> [Instruções do exercício]:
Retome o parecer sobre o incidente de inconstitucionalidade a partir do ponto em que ele termina e prossiga com a sua redação.

Parecer em Incidente de Inconstitucionalidade
Processo n. 0005322-16.2014.8.26.0000
Suscitante: 6ª Câmara de Direito Público
Ementa: Constitucional. Administrativo. Incidente de Inconstitucionalidade. Sexta-Parte. Base de Cálculo. Não conhecimento. Lei anterior ao parâmetro constitucional vigente. É descabido o controle incidental de constitucionalidade de lei anterior ao parâmetro constitucional, resolvendo-se a questão pelas normas de direito intertemporal.
Egrégio Tribunal:
1. No julgamento de apelações
interpostas contra respeitável sentença que julgou parcialmente procedente ação
condenatória movida por (...) em face da Municipalidade de Sertãozinho para a
incidência da sexta-parte sobre os vencimentos integrais, a colenda 6ª Câmara
de Direito Público do egrégio Tribunal de Justiça do Estado de São Paulo
suscita incidente de inconstitucionalidade os arts. 45 e 65 da Lei Complementar
n. 50/96, do Município de Sertãozinho, por afronta ao art. 37, IV, da
Constituição Federal (fls. 182/190).
2. É o relatório.
3. A Lei Complementar n. 50/96 prevê
o seguinte:
“Art. 45 – Remuneração é o vencimento do cargo efetivo, acrescido das vantagens permanentes estabelecidas em lei.
(...)
Art. 65 – O servidor que completar vinte anos no serviço público municipal perceberá a sexta-parte de sua remuneração, à qual se incorporará automaticamente, para todos os efeitos”.

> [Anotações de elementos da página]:

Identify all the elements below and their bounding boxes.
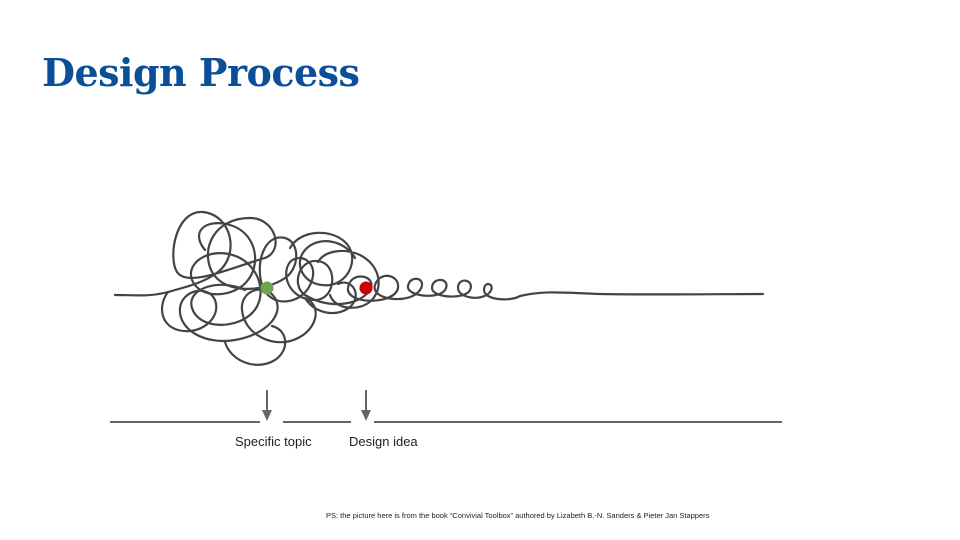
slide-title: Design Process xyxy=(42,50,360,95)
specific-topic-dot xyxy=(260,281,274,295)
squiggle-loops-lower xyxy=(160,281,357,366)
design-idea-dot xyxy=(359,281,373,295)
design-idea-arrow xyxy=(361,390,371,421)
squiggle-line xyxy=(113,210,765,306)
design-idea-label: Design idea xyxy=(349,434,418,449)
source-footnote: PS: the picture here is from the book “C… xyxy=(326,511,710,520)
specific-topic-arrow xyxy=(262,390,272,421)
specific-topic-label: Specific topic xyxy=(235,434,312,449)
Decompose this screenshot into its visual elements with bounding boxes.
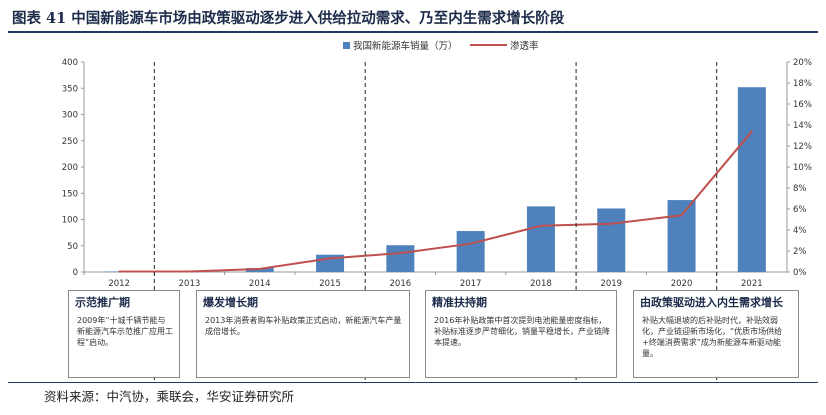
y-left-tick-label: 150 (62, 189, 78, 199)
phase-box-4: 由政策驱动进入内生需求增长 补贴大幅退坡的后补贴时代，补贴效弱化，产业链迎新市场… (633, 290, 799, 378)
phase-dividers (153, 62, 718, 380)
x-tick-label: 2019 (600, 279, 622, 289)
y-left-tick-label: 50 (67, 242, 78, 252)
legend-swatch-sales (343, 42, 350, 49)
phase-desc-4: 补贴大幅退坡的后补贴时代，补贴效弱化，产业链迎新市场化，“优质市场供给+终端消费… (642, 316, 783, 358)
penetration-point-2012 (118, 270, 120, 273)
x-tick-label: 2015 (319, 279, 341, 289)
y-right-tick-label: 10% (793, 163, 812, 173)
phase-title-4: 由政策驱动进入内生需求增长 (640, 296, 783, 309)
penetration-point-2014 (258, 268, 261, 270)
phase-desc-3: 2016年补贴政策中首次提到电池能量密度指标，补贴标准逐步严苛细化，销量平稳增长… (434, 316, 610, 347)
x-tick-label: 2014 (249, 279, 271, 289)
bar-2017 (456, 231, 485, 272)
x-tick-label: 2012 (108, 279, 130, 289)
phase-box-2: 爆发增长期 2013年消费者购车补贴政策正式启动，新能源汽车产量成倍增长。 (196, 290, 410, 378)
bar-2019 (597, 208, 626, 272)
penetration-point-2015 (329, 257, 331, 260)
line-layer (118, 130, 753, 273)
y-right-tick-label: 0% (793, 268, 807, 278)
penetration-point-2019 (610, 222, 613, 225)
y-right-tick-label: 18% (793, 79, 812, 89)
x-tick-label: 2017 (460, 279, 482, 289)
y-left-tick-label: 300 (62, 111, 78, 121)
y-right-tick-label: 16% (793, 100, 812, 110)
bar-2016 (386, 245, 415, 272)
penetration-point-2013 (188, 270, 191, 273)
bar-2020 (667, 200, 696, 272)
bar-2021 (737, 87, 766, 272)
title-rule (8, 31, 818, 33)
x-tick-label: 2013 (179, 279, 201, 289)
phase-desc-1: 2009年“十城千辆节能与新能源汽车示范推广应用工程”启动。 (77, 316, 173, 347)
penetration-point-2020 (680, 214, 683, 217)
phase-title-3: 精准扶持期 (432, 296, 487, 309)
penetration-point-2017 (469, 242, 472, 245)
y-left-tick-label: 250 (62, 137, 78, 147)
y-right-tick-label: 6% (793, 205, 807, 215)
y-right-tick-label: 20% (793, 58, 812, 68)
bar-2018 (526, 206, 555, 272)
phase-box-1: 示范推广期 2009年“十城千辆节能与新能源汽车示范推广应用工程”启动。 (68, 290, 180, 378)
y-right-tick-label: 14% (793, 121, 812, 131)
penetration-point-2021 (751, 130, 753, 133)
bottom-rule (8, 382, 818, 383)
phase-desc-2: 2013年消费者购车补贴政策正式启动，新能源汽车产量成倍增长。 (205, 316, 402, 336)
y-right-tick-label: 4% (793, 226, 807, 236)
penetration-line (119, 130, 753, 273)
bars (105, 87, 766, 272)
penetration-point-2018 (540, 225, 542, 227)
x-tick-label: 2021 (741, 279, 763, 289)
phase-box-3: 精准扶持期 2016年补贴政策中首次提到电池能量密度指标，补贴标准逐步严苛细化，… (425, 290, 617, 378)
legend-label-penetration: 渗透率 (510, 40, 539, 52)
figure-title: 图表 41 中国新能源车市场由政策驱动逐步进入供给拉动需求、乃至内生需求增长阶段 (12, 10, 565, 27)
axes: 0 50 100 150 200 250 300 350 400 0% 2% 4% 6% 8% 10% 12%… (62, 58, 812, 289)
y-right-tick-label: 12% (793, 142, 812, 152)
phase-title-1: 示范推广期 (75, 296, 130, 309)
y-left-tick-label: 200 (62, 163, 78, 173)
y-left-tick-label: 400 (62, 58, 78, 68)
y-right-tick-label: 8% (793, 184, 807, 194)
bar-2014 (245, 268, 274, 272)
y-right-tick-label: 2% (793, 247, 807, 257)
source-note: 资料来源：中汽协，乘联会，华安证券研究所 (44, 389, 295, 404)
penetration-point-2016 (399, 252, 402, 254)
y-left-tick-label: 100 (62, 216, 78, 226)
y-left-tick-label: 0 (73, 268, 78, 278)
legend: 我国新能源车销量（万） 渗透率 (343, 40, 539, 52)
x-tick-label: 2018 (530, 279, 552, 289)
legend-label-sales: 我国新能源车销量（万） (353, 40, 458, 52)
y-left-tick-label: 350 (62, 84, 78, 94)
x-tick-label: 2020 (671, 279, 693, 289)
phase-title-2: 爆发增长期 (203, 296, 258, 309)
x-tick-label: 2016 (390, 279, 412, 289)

---

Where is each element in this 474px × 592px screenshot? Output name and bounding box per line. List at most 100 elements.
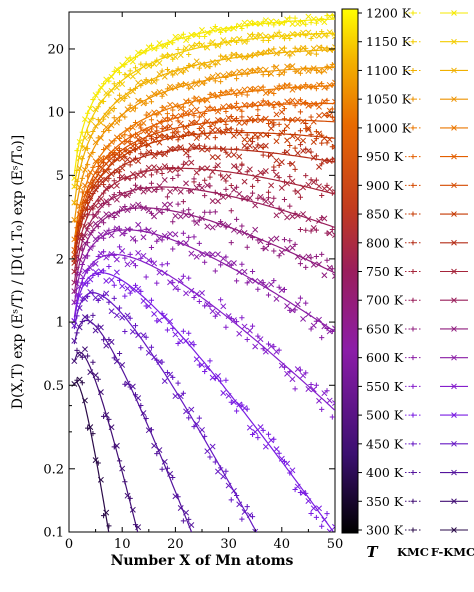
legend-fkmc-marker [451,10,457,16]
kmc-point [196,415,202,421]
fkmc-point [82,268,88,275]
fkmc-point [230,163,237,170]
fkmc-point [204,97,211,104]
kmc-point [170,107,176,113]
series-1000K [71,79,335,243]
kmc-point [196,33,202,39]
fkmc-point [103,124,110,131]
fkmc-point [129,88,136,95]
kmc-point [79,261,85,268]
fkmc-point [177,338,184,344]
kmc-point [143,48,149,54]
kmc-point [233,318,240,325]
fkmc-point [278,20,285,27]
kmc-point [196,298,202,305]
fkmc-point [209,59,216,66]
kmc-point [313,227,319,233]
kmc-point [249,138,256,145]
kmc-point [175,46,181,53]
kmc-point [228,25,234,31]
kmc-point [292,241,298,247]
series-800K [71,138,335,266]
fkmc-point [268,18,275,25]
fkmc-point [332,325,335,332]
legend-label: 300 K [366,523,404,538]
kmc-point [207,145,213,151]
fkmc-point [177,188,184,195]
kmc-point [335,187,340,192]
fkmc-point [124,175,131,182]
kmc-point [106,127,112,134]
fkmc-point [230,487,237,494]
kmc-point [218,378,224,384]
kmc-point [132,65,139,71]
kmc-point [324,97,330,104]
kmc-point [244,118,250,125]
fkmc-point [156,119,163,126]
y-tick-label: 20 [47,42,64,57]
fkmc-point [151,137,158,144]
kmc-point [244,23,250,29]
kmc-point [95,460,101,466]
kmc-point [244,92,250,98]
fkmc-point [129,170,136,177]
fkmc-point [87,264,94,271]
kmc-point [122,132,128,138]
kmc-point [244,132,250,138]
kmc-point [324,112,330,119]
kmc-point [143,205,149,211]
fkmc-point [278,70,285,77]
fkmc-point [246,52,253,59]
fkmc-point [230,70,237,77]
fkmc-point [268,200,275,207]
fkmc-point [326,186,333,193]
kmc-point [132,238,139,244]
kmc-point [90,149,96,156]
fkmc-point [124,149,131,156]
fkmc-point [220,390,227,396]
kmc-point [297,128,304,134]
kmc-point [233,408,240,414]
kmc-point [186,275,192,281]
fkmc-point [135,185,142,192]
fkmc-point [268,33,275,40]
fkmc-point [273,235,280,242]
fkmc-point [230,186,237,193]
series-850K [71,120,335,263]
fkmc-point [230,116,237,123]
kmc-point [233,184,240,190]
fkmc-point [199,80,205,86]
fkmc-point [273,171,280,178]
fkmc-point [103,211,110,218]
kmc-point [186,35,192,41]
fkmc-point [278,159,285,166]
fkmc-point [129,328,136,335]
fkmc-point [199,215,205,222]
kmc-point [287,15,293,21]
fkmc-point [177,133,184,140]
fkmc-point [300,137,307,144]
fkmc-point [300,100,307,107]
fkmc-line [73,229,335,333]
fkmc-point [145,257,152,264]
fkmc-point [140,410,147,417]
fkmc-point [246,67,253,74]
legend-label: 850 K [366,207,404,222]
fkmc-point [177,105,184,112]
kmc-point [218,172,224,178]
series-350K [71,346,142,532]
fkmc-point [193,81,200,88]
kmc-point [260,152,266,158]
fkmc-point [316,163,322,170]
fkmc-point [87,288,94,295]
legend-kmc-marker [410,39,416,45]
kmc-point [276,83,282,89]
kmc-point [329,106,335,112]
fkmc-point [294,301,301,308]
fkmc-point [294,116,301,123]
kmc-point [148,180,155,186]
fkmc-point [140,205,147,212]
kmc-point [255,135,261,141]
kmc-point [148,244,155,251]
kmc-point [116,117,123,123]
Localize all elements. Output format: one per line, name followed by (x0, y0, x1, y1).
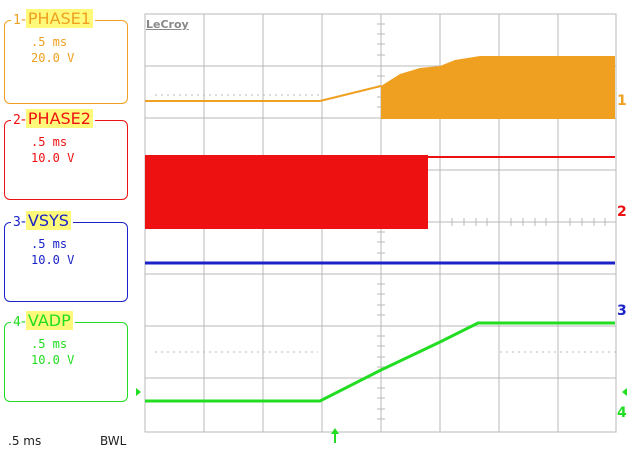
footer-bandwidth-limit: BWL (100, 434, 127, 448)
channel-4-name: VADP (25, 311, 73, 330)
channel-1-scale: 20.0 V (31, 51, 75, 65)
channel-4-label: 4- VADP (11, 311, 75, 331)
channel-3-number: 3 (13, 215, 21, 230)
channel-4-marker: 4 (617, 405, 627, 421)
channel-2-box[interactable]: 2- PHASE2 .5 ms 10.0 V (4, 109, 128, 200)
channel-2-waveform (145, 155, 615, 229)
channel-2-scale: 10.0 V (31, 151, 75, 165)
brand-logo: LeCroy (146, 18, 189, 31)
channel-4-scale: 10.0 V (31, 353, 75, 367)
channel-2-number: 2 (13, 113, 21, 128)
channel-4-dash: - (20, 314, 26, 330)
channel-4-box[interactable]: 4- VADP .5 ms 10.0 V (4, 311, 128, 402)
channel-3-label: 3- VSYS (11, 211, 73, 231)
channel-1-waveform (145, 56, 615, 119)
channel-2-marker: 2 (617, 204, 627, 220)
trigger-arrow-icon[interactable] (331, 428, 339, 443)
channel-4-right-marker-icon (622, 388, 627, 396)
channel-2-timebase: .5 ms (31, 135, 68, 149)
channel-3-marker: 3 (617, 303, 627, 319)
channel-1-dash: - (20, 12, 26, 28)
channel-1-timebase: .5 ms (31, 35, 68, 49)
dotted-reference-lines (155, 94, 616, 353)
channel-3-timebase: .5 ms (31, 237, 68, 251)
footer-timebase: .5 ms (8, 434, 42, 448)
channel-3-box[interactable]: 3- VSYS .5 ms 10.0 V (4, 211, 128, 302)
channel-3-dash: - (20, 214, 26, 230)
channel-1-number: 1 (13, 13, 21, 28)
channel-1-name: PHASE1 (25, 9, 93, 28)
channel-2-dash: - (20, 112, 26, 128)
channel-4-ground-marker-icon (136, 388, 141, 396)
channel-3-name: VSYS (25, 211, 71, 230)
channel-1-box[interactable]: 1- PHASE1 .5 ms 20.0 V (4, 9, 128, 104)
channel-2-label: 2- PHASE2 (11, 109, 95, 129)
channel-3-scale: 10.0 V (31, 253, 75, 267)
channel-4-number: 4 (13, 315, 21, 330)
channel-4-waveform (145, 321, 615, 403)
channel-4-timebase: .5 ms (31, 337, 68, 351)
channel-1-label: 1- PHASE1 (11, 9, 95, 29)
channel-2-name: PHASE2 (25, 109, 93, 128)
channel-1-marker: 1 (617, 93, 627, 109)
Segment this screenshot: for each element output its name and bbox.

...

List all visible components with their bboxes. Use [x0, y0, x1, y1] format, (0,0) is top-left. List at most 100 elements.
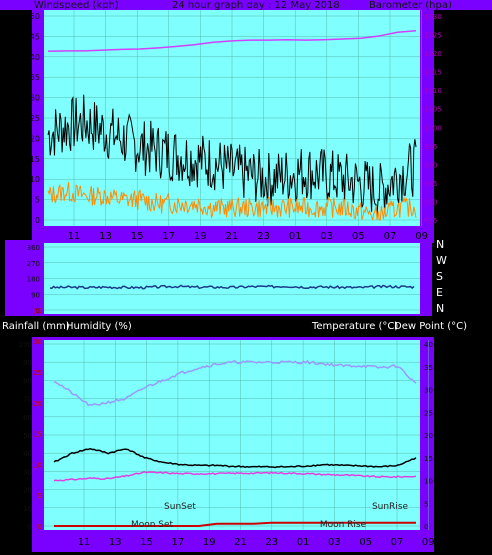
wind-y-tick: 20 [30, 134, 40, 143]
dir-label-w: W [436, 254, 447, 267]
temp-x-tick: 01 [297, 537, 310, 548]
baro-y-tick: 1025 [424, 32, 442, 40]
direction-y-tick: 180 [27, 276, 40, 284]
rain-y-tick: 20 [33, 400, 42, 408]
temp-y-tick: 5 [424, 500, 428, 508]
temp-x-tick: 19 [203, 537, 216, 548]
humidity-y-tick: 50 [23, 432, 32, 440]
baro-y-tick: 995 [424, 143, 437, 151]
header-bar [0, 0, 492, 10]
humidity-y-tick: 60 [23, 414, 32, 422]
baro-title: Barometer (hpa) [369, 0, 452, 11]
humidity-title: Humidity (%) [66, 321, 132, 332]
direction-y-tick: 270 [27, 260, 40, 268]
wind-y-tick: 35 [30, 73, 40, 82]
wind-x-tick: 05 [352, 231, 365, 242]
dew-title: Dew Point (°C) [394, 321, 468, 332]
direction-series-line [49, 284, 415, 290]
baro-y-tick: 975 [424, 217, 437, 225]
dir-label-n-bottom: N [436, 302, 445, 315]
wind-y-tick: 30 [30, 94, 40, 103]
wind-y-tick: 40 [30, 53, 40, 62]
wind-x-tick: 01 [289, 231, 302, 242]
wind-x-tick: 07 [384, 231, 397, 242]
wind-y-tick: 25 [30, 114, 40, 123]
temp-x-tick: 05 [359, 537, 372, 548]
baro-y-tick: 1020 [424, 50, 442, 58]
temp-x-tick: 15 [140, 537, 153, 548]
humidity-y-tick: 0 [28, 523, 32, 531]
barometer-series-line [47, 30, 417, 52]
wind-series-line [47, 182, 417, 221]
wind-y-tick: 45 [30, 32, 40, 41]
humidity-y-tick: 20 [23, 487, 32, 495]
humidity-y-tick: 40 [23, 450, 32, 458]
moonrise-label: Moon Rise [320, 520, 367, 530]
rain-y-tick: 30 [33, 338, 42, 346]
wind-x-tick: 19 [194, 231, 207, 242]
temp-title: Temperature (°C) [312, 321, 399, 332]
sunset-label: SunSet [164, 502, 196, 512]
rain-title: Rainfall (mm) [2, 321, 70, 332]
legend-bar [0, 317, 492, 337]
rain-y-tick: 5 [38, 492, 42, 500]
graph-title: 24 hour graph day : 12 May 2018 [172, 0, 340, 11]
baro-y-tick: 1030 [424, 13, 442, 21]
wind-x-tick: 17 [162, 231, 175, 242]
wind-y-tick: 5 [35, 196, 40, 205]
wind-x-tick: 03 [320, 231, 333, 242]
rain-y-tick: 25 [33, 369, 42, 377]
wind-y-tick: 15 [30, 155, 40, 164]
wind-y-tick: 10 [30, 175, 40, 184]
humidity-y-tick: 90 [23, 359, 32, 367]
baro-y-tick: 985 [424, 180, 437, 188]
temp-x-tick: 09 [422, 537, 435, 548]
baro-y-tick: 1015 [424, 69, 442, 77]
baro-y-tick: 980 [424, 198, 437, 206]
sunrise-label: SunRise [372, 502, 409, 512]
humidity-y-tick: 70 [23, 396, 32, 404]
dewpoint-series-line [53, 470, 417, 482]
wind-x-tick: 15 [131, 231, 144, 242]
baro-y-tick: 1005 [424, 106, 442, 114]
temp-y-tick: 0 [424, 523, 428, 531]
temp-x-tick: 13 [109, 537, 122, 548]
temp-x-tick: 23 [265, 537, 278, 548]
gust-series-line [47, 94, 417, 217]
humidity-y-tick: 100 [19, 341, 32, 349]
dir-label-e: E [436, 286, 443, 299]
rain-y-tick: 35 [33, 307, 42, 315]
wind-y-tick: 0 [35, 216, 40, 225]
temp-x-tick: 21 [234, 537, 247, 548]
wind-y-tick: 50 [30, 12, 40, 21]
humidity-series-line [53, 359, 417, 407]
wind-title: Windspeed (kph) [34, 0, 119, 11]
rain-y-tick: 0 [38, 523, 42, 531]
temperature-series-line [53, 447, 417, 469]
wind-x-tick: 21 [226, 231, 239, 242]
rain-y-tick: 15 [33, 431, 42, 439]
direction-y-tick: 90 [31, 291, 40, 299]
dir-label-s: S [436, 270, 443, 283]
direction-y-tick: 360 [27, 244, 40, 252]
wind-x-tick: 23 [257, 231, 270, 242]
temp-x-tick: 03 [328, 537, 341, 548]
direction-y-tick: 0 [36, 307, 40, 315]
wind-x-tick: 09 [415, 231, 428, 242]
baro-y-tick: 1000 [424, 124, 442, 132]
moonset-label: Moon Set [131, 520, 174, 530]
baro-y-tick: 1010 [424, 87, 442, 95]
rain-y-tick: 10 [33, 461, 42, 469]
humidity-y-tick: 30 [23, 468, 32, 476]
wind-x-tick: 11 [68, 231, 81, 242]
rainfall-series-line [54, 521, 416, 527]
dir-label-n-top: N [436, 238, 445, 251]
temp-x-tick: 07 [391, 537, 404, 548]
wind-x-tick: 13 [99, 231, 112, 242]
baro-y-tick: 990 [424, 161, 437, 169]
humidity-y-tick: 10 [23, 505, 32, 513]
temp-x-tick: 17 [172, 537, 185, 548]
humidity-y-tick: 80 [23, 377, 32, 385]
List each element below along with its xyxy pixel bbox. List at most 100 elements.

> [Resposta do problema]:
4. Afirma o venerando acórdão que o
entendimento da douta turma julgadora é a incidência da sexta-parte sobre os
vencimentos integrais (padrão e verbas incorporadas) excluindo-se adicionais
por tempo de serviço e parcelas eventuais. No caso em tela, prossegue o
acórdão, a vantagem incide sobre o padrão e adicionais por tempo de serviço
excluindo-se adicional de insalubridade, auxílio-alimentação. Por isso, suscita
o incidente assentando que:
“Ora, sendo considerada remuneração o valor do padrão do cargo (vencimento) mais as vantagens permanentes estabelecidas em lei, e, sendo os adicionais temporais vantagens permanentes e incorporadas, à evidência que a consideração do recálculo da sexta-parte sobre a remuneração, importará em incidência recíproca de adicional sobre adicional” (fls. 187/188).
5. Salvo melhor juízo, o art. 45 da
lei local não é inconstitucional ao definir remuneração englobante das
vantagens. Aliás, não se infere que o acórdão pretenda seu exame neste
incidente, até porque, mercê da menção ao preceito, manifesta que a expressão
“remuneração” contida no art. 65 é inconstitucional porque “permite a
acumulação de acréscimos pecuniários para fins de cômputo dos acréscimos
ulteriores” (fl. 188).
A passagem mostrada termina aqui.